■ DIRECTIVE: Will you transcribe all the entries word for word, skipping the pictures they hold?

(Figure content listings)

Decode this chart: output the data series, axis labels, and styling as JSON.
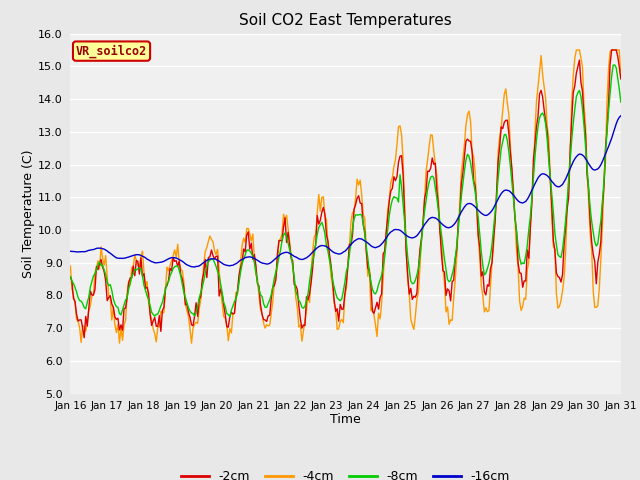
{
  "title": "Soil CO2 East Temperatures",
  "xlabel": "Time",
  "ylabel": "Soil Temperature (C)",
  "ylim": [
    5.0,
    16.0
  ],
  "yticks": [
    5.0,
    6.0,
    7.0,
    8.0,
    9.0,
    10.0,
    11.0,
    12.0,
    13.0,
    14.0,
    15.0,
    16.0
  ],
  "xtick_labels": [
    "Jan 16",
    "Jan 17",
    "Jan 18",
    "Jan 19",
    "Jan 20",
    "Jan 21",
    "Jan 22",
    "Jan 23",
    "Jan 24",
    "Jan 25",
    "Jan 26",
    "Jan 27",
    "Jan 28",
    "Jan 29",
    "Jan 30",
    "Jan 31"
  ],
  "colors": {
    "-2cm": "#dd0000",
    "-4cm": "#ff9900",
    "-8cm": "#00cc00",
    "-16cm": "#0000cc"
  },
  "legend_label": "VR_soilco2",
  "legend_box_color": "#ffff99",
  "legend_box_edge": "#cc0000",
  "bg_color": "#e8e8e8",
  "plot_bg_color": "#f0f0f0",
  "line_width": 1.0
}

■ FULL OUTPUT:
Decode this chart: output the data series, axis labels, and styling as JSON.
{
  "title": "Soil CO2 East Temperatures",
  "xlabel": "Time",
  "ylabel": "Soil Temperature (C)",
  "ylim": [
    5.0,
    16.0
  ],
  "yticks": [
    5.0,
    6.0,
    7.0,
    8.0,
    9.0,
    10.0,
    11.0,
    12.0,
    13.0,
    14.0,
    15.0,
    16.0
  ],
  "xtick_labels": [
    "Jan 16",
    "Jan 17",
    "Jan 18",
    "Jan 19",
    "Jan 20",
    "Jan 21",
    "Jan 22",
    "Jan 23",
    "Jan 24",
    "Jan 25",
    "Jan 26",
    "Jan 27",
    "Jan 28",
    "Jan 29",
    "Jan 30",
    "Jan 31"
  ],
  "colors": {
    "-2cm": "#dd0000",
    "-4cm": "#ff9900",
    "-8cm": "#00cc00",
    "-16cm": "#0000cc"
  },
  "legend_label": "VR_soilco2",
  "legend_box_color": "#ffff99",
  "legend_box_edge": "#cc0000",
  "bg_color": "#e8e8e8",
  "plot_bg_color": "#f0f0f0",
  "line_width": 1.0
}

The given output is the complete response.